→ **Fragmento de texto**
· · · ·

La empresa francesa EDF Renovables México detuvo las operaciones del parque eólico Gunaa Sicarú en Unión Hidalgo, Oaxaca, tras un fallo judicial que otorgó un amparo a la comunidad indígena zapoteca. El Juzgado Primero de Distrito confirmó la suspensión definitiva del proyecto debido a violaciones al derecho de consulta previa, libre e informada, estipulado en el Convenio 169 de la OIT. La comunidad, apoyada por ProDESC, denunció irregularidades en los contratos de arrendamiento de tierras comunales. EDF no ha emitido un comunicado oficial sobre las razones de la suspensión.
La resolución judicial, respaldada por el Primer Tribunal Colegiado en Materias Civil y Administrativa, prohíbe la construcción y operación del parque, que contemplaba 96 aerogeneradores y una inversión de 271 millones de dólares. La comunidad de Unión Hidalgo argumentó que la consulta realizada por EDF y la Secretaría de Energía careció de traducción al zapoteco y presentó información técnica incomprensible para los pobladores. Este proyecto, iniciado en 2016, buscaba generar 252 megavatios por hora, pero no garantizaba beneficios directos a la comunidad. La suspensión representa un precedente para la defensa de los derechos indígenas en proyectos energéticos.

· · · ·

Datos de reconocimiento de la estructura de documentos:

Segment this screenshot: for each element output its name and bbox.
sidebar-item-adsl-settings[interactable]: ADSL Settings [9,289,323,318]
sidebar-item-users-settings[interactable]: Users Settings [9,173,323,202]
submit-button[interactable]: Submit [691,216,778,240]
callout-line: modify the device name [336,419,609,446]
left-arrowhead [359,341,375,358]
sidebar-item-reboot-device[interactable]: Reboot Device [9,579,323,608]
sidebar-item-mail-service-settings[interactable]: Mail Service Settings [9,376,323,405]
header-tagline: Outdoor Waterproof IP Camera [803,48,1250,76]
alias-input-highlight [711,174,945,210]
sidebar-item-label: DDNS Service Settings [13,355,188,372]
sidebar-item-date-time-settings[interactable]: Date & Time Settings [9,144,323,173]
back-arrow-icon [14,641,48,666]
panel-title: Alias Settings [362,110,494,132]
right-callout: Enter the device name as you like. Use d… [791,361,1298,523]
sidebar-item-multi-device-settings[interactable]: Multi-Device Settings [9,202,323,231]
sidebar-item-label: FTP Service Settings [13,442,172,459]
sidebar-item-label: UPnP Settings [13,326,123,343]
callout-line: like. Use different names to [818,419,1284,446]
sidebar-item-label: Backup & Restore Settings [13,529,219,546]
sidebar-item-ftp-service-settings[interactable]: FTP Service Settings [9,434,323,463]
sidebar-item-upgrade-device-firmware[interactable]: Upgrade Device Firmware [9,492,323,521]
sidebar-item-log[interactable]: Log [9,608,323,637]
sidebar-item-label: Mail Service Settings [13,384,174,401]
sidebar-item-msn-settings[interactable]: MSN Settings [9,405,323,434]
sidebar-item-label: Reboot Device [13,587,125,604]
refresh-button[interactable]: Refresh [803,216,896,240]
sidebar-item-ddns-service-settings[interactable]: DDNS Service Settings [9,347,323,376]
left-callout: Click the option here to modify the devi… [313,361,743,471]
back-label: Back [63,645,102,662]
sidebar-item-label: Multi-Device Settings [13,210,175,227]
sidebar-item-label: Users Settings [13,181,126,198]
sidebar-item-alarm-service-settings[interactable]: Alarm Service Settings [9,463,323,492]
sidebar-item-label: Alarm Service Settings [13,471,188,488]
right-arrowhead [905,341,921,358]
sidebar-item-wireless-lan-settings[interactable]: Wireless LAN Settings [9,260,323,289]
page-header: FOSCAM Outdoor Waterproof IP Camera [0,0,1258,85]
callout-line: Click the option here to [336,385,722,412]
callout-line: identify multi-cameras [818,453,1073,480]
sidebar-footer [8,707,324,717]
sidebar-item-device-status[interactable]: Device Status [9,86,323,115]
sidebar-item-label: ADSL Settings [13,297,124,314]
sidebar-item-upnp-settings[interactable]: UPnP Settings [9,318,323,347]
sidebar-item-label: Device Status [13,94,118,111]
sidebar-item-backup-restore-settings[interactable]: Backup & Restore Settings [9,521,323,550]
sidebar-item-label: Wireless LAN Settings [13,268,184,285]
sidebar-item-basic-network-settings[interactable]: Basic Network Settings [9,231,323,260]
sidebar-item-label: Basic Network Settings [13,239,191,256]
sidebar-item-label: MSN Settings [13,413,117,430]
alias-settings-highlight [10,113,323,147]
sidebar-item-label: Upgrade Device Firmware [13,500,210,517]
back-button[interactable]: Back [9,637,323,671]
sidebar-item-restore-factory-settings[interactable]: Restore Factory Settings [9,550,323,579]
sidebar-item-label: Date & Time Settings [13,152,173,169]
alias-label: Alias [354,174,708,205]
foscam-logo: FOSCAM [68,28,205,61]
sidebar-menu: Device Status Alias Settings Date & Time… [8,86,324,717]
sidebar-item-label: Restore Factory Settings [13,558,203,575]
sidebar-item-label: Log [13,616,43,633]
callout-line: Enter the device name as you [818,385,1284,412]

· · · ·

→ **Tarea**
Resume en dos oraciones el texto sobre la suspensión del parque eólico Gunaa Sicarú.

→ **Tu solución**
EDF Renovables México detuvo las operaciones del parque eólico Gunaa Sicarú en Unión Hidalgo, Oaxaca, después de que el Juzgado Primero de Distrito confirmara la suspensión definitiva del proyecto por violar el derecho de la comunidad indígena zapoteca a la consulta previa, libre e informada. La comunidad argumentó que la consulta careció de traducción al zapoteco y presentó información técnica incomprensible para los pobladores, y la suspensión representa un precedente para la defensa de los derechos indígenas en proyectos energéticos.